_Problems and tasks_.
a - According to the excerpt on treating developing Class III malocclusion, within what period is the correction of the anterior crossbite usually accomplished?
b - Reproduce word for word the passage of the excerpt on treating developing Class III malocclusion from "Treatment Effects" to "(see Fig. 14-2).".
*** Excerpt to read
Treatment of Developing Class III Malocclusion
Expansion and Partial Fixed Appliance
Correction of multiple teeth in anterior crossbite is best accomplished with a fixed appliance. An expansion appliance or maxillary lingual arch in conjunction with a partial fixed appliance can be used to correct anterior crossbite in young Class III patients.
Treatment Effects
Figure 14-2 shows an 8-year-old patient who presented with multiple teeth in anterior crossbite. A Hyrax maxillary expansion appliance was fabricated to create arch length for the alignment of the maxillary incisors. After expansion, a sequence of three archwires (0.012-inch nickel-titanium [Ni-Ti], 0.018-inch Ni-Ti, and 0.018-inch stainless steel) was used to align the maxillary incisors. A coil spring can be inserted between the maxillary lateral incisors and the first primary molars to help in the correction of crossbite. The correction is usually accomplished within 6 months and retainers are usually not necessary if overbite is adequate after crossbite correction (see Fig. 14-2).
******
*** Dataset excerpts
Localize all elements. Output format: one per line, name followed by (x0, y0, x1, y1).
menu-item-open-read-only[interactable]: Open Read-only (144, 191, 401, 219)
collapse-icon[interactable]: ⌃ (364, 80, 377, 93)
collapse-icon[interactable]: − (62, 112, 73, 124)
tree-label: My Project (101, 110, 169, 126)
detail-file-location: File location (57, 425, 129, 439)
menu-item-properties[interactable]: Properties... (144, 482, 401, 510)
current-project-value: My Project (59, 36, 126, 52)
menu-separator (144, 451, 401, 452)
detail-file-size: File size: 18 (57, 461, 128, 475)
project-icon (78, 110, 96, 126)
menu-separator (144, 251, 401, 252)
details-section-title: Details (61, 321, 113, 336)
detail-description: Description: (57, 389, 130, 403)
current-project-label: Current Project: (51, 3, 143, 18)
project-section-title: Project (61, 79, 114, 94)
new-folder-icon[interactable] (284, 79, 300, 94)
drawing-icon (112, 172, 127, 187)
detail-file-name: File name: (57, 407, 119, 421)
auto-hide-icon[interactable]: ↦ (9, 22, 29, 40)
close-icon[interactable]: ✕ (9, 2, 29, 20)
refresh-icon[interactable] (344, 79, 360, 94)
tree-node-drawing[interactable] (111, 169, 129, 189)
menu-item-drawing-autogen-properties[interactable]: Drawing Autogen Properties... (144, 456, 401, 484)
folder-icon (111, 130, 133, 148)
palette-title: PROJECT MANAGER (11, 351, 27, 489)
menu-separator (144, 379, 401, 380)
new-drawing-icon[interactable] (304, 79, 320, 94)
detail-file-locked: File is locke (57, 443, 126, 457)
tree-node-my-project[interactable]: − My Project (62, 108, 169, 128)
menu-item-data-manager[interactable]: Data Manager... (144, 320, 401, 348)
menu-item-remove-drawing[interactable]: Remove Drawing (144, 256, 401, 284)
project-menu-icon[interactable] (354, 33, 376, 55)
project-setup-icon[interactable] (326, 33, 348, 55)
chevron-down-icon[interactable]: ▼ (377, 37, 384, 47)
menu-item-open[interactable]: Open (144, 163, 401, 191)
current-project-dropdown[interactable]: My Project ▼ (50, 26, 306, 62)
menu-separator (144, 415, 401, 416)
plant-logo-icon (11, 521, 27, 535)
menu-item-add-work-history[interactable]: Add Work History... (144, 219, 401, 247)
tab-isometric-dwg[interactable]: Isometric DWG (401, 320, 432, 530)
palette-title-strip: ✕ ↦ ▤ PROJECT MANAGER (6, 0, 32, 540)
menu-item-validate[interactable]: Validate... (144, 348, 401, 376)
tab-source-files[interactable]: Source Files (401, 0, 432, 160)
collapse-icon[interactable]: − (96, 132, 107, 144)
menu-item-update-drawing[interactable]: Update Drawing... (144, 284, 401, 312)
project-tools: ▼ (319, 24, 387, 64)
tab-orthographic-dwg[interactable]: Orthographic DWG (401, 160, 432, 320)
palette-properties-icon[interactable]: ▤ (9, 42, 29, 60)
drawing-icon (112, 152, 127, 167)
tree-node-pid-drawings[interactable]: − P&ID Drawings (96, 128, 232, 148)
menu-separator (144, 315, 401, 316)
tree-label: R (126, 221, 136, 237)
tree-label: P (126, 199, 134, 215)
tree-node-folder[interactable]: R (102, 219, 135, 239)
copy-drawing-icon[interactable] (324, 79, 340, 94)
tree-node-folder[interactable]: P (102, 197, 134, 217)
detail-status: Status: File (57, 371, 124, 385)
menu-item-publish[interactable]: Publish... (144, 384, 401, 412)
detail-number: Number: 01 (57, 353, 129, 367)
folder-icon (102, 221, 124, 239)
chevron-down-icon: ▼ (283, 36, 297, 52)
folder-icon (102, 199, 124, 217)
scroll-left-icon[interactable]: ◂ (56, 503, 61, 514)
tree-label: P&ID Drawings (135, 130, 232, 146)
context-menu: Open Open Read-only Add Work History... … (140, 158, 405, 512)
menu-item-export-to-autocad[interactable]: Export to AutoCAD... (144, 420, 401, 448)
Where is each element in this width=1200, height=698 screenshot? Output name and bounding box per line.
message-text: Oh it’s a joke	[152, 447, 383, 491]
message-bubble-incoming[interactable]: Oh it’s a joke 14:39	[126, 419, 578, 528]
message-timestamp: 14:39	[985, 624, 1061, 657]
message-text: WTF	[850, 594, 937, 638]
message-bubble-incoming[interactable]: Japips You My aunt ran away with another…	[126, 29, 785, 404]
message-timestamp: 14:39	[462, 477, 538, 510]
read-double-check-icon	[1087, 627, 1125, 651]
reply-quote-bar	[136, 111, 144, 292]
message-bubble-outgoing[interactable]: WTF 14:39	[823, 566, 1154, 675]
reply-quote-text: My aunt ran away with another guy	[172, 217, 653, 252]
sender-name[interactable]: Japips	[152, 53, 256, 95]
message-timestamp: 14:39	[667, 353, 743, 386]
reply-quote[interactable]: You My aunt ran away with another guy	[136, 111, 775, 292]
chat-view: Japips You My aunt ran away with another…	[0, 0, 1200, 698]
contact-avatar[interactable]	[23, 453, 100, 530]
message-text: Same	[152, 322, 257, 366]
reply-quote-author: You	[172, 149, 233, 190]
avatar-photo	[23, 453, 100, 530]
******
_Task solutions_.
a - Within 6 months.

b -
Treatment Effects
Figure 14-2 shows an 8-year-old patient who presented with multiple teeth in anterior crossbite. A Hyrax maxillary expansion appliance was fabricated to create arch length for the alignment of the maxillary incisors. After expansion, a sequence of three archwires (0.012-inch nickel-titanium [Ni-Ti], 0.018-inch Ni-Ti, and 0.018-inch stainless steel) was used to align the maxillary incisors. A coil spring can be inserted between the maxillary lateral incisors and the first primary molars to help in the correction of crossbite. The correction is usually accomplished within 6 months and retainers are usually not necessary if overbite is adequate after crossbite correction (see Fig. 14-2).